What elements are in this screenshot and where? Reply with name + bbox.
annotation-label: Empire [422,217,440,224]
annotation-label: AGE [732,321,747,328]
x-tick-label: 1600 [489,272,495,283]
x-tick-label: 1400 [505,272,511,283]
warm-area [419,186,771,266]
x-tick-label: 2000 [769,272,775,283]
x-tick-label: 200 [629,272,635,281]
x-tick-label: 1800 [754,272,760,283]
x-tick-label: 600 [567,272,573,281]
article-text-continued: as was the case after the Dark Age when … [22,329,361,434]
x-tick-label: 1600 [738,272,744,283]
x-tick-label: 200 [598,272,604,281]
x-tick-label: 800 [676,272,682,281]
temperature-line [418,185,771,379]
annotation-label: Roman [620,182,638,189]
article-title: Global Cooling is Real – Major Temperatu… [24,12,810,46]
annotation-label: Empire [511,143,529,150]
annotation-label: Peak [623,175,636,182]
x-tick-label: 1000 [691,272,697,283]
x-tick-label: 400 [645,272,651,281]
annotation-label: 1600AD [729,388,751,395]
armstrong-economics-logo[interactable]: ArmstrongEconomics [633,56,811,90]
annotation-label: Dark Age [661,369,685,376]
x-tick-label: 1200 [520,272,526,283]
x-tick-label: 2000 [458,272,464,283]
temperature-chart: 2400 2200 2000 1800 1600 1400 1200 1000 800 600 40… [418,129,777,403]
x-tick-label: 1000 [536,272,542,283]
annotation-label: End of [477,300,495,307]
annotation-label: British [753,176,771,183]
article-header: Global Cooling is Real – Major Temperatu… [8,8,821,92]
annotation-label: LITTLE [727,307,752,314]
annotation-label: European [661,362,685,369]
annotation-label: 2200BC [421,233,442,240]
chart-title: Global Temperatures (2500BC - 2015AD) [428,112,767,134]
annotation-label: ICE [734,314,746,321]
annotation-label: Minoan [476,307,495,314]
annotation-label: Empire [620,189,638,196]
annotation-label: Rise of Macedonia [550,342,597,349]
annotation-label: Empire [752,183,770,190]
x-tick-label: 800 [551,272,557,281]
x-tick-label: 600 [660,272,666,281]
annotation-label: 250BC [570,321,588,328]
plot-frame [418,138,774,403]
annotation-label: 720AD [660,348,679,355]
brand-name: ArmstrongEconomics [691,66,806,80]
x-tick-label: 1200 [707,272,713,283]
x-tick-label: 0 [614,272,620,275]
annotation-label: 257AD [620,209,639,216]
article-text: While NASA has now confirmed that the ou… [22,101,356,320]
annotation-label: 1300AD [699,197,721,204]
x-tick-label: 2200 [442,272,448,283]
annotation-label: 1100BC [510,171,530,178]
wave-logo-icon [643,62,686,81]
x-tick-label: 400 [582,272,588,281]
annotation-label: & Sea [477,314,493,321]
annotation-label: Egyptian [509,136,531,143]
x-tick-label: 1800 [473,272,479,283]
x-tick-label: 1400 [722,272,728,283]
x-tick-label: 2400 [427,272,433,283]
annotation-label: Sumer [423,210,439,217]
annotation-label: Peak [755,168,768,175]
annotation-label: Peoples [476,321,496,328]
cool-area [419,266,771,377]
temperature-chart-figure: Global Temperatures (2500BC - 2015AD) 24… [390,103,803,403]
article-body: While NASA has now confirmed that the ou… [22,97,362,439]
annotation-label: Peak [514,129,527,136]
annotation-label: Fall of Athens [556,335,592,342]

++++++++++

Write out every one of the lines above, word for word, keeping them in the same order.

What elements are in this screenshot and where? Reply with name + bbox.
annotation-label: Empire [422,217,440,224]
annotation-label: AGE [732,321,747,328]
x-tick-label: 1600 [489,272,495,283]
x-tick-label: 1400 [505,272,511,283]
warm-area [419,186,771,266]
x-tick-label: 2000 [769,272,775,283]
x-tick-label: 200 [629,272,635,281]
x-tick-label: 1800 [754,272,760,283]
x-tick-label: 600 [567,272,573,281]
article-text-continued: as was the case after the Dark Age when … [22,329,361,434]
x-tick-label: 1600 [738,272,744,283]
x-tick-label: 200 [598,272,604,281]
x-tick-label: 800 [676,272,682,281]
temperature-line [418,185,771,379]
annotation-label: Roman [620,182,638,189]
article-title: Global Cooling is Real – Major Temperatu… [24,12,810,46]
annotation-label: Empire [511,143,529,150]
annotation-label: Peak [623,175,636,182]
x-tick-label: 1000 [691,272,697,283]
x-tick-label: 400 [645,272,651,281]
annotation-label: 1600AD [729,388,751,395]
armstrong-economics-logo[interactable]: ArmstrongEconomics [633,56,811,90]
annotation-label: Dark Age [661,369,685,376]
x-tick-label: 1200 [520,272,526,283]
x-tick-label: 2000 [458,272,464,283]
temperature-chart: 2400 2200 2000 1800 1600 1400 1200 1000 800 600 40… [418,129,777,403]
x-tick-label: 1000 [536,272,542,283]
annotation-label: End of [477,300,495,307]
annotation-label: British [753,176,771,183]
article-header: Global Cooling is Real – Major Temperatu… [8,8,821,92]
annotation-label: LITTLE [727,307,752,314]
annotation-label: European [661,362,685,369]
annotation-label: 2200BC [421,233,442,240]
chart-title: Global Temperatures (2500BC - 2015AD) [428,112,767,134]
annotation-label: ICE [734,314,746,321]
annotation-label: Minoan [476,307,495,314]
annotation-label: Empire [620,189,638,196]
annotation-label: Rise of Macedonia [550,342,597,349]
annotation-label: Empire [752,183,770,190]
x-tick-label: 800 [551,272,557,281]
x-tick-label: 600 [660,272,666,281]
annotation-label: 250BC [570,321,588,328]
plot-frame [418,138,774,403]
annotation-label: 720AD [660,348,679,355]
brand-name: ArmstrongEconomics [691,66,806,80]
x-tick-label: 1200 [707,272,713,283]
x-tick-label: 0 [614,272,620,275]
annotation-label: 257AD [620,209,639,216]
article-text: While NASA has now confirmed that the ou… [22,101,356,320]
annotation-label: 1300AD [699,197,721,204]
x-tick-label: 2200 [442,272,448,283]
annotation-label: 1100BC [510,171,530,178]
wave-logo-icon [643,62,686,81]
x-tick-label: 400 [582,272,588,281]
annotation-label: & Sea [477,314,493,321]
annotation-label: Egyptian [509,136,531,143]
x-tick-label: 1800 [473,272,479,283]
x-tick-label: 1400 [722,272,728,283]
x-tick-label: 2400 [427,272,433,283]
annotation-label: Sumer [423,210,439,217]
annotation-label: Peak [755,168,768,175]
annotation-label: Peoples [476,321,496,328]
cool-area [419,266,771,377]
temperature-chart-figure: Global Temperatures (2500BC - 2015AD) 24… [390,103,803,403]
article-body: While NASA has now confirmed that the ou… [22,97,362,439]
annotation-label: Peak [514,129,527,136]
annotation-label: Fall of Athens [556,335,592,342]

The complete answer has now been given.